Pictures aside, quote the whole listing exactly.

——————————

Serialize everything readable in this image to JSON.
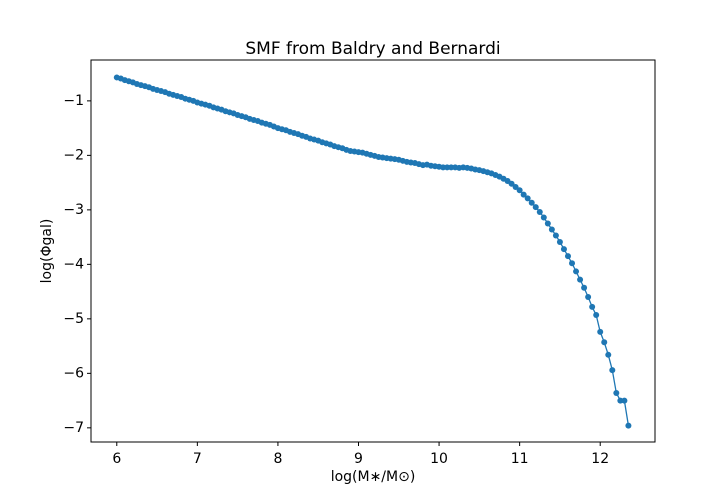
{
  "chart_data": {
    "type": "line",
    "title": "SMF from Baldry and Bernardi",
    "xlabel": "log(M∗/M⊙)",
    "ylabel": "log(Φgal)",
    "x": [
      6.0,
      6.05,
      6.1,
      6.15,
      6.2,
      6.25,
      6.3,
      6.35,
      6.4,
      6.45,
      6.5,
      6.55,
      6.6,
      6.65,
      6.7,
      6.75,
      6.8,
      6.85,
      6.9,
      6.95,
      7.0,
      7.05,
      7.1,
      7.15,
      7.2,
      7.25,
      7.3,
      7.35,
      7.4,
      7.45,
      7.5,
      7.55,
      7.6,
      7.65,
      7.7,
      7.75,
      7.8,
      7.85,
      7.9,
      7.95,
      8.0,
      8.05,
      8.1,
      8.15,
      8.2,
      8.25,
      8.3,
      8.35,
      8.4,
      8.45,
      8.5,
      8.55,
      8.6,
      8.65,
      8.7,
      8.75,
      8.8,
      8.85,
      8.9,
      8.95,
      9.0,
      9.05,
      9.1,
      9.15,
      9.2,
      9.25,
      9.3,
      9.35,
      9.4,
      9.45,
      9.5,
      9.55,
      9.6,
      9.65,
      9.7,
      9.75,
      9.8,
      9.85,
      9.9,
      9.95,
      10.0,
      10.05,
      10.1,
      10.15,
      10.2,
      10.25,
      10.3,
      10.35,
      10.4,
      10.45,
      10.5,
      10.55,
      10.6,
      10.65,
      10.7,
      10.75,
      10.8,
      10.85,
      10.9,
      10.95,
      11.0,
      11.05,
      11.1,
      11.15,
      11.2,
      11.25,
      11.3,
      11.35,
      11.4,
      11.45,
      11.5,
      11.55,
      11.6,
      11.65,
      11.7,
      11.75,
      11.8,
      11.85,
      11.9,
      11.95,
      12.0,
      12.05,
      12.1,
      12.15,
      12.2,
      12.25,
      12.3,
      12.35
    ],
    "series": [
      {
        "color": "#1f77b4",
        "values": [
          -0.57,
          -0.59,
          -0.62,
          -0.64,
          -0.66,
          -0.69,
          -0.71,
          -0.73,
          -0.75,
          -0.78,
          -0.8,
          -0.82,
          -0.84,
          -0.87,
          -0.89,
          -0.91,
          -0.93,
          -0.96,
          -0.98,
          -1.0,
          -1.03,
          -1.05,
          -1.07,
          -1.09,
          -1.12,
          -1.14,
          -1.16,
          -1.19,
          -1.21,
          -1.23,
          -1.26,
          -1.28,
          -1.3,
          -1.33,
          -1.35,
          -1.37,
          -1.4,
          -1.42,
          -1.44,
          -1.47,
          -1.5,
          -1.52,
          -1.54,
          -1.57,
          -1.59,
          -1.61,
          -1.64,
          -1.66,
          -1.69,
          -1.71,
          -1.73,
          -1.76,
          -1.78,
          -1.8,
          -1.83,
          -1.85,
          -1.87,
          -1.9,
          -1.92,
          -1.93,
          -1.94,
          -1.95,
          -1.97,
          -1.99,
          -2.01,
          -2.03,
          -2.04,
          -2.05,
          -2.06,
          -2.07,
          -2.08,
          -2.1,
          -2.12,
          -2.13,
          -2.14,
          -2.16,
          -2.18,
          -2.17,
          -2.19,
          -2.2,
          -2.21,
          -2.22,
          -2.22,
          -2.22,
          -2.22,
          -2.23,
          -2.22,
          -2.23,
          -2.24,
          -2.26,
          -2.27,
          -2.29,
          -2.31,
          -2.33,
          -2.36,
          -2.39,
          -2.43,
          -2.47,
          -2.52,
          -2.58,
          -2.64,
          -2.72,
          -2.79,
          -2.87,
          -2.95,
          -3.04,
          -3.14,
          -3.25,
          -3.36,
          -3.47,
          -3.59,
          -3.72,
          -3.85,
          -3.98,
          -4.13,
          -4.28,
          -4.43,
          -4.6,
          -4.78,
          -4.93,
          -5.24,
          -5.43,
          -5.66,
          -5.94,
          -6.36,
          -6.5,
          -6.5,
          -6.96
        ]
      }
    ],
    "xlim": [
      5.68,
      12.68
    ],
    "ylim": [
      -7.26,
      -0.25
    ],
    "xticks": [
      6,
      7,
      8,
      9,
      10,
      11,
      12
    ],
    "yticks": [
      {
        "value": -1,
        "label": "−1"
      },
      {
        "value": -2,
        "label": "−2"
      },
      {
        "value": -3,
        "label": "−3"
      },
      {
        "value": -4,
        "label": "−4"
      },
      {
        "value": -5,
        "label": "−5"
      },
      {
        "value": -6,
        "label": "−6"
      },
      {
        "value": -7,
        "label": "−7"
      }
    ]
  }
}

——————————

= WRITTEN ANSWER =
Serialize everything readable in this image to JSON.
{
  "chart_data": {
    "type": "line",
    "title": "SMF from Baldry and Bernardi",
    "xlabel": "log(M∗/M⊙)",
    "ylabel": "log(Φgal)",
    "x": [
      6.0,
      6.05,
      6.1,
      6.15,
      6.2,
      6.25,
      6.3,
      6.35,
      6.4,
      6.45,
      6.5,
      6.55,
      6.6,
      6.65,
      6.7,
      6.75,
      6.8,
      6.85,
      6.9,
      6.95,
      7.0,
      7.05,
      7.1,
      7.15,
      7.2,
      7.25,
      7.3,
      7.35,
      7.4,
      7.45,
      7.5,
      7.55,
      7.6,
      7.65,
      7.7,
      7.75,
      7.8,
      7.85,
      7.9,
      7.95,
      8.0,
      8.05,
      8.1,
      8.15,
      8.2,
      8.25,
      8.3,
      8.35,
      8.4,
      8.45,
      8.5,
      8.55,
      8.6,
      8.65,
      8.7,
      8.75,
      8.8,
      8.85,
      8.9,
      8.95,
      9.0,
      9.05,
      9.1,
      9.15,
      9.2,
      9.25,
      9.3,
      9.35,
      9.4,
      9.45,
      9.5,
      9.55,
      9.6,
      9.65,
      9.7,
      9.75,
      9.8,
      9.85,
      9.9,
      9.95,
      10.0,
      10.05,
      10.1,
      10.15,
      10.2,
      10.25,
      10.3,
      10.35,
      10.4,
      10.45,
      10.5,
      10.55,
      10.6,
      10.65,
      10.7,
      10.75,
      10.8,
      10.85,
      10.9,
      10.95,
      11.0,
      11.05,
      11.1,
      11.15,
      11.2,
      11.25,
      11.3,
      11.35,
      11.4,
      11.45,
      11.5,
      11.55,
      11.6,
      11.65,
      11.7,
      11.75,
      11.8,
      11.85,
      11.9,
      11.95,
      12.0,
      12.05,
      12.1,
      12.15,
      12.2,
      12.25,
      12.3,
      12.35
    ],
    "series": [
      {
        "color": "#1f77b4",
        "values": [
          -0.57,
          -0.59,
          -0.62,
          -0.64,
          -0.66,
          -0.69,
          -0.71,
          -0.73,
          -0.75,
          -0.78,
          -0.8,
          -0.82,
          -0.84,
          -0.87,
          -0.89,
          -0.91,
          -0.93,
          -0.96,
          -0.98,
          -1.0,
          -1.03,
          -1.05,
          -1.07,
          -1.09,
          -1.12,
          -1.14,
          -1.16,
          -1.19,
          -1.21,
          -1.23,
          -1.26,
          -1.28,
          -1.3,
          -1.33,
          -1.35,
          -1.37,
          -1.4,
          -1.42,
          -1.44,
          -1.47,
          -1.5,
          -1.52,
          -1.54,
          -1.57,
          -1.59,
          -1.61,
          -1.64,
          -1.66,
          -1.69,
          -1.71,
          -1.73,
          -1.76,
          -1.78,
          -1.8,
          -1.83,
          -1.85,
          -1.87,
          -1.9,
          -1.92,
          -1.93,
          -1.94,
          -1.95,
          -1.97,
          -1.99,
          -2.01,
          -2.03,
          -2.04,
          -2.05,
          -2.06,
          -2.07,
          -2.08,
          -2.1,
          -2.12,
          -2.13,
          -2.14,
          -2.16,
          -2.18,
          -2.17,
          -2.19,
          -2.2,
          -2.21,
          -2.22,
          -2.22,
          -2.22,
          -2.22,
          -2.23,
          -2.22,
          -2.23,
          -2.24,
          -2.26,
          -2.27,
          -2.29,
          -2.31,
          -2.33,
          -2.36,
          -2.39,
          -2.43,
          -2.47,
          -2.52,
          -2.58,
          -2.64,
          -2.72,
          -2.79,
          -2.87,
          -2.95,
          -3.04,
          -3.14,
          -3.25,
          -3.36,
          -3.47,
          -3.59,
          -3.72,
          -3.85,
          -3.98,
          -4.13,
          -4.28,
          -4.43,
          -4.6,
          -4.78,
          -4.93,
          -5.24,
          -5.43,
          -5.66,
          -5.94,
          -6.36,
          -6.5,
          -6.5,
          -6.96
        ]
      }
    ],
    "xlim": [
      5.68,
      12.68
    ],
    "ylim": [
      -7.26,
      -0.25
    ],
    "xticks": [
      6,
      7,
      8,
      9,
      10,
      11,
      12
    ],
    "yticks": [
      {
        "value": -1,
        "label": "−1"
      },
      {
        "value": -2,
        "label": "−2"
      },
      {
        "value": -3,
        "label": "−3"
      },
      {
        "value": -4,
        "label": "−4"
      },
      {
        "value": -5,
        "label": "−5"
      },
      {
        "value": -6,
        "label": "−6"
      },
      {
        "value": -7,
        "label": "−7"
      }
    ]
  }
}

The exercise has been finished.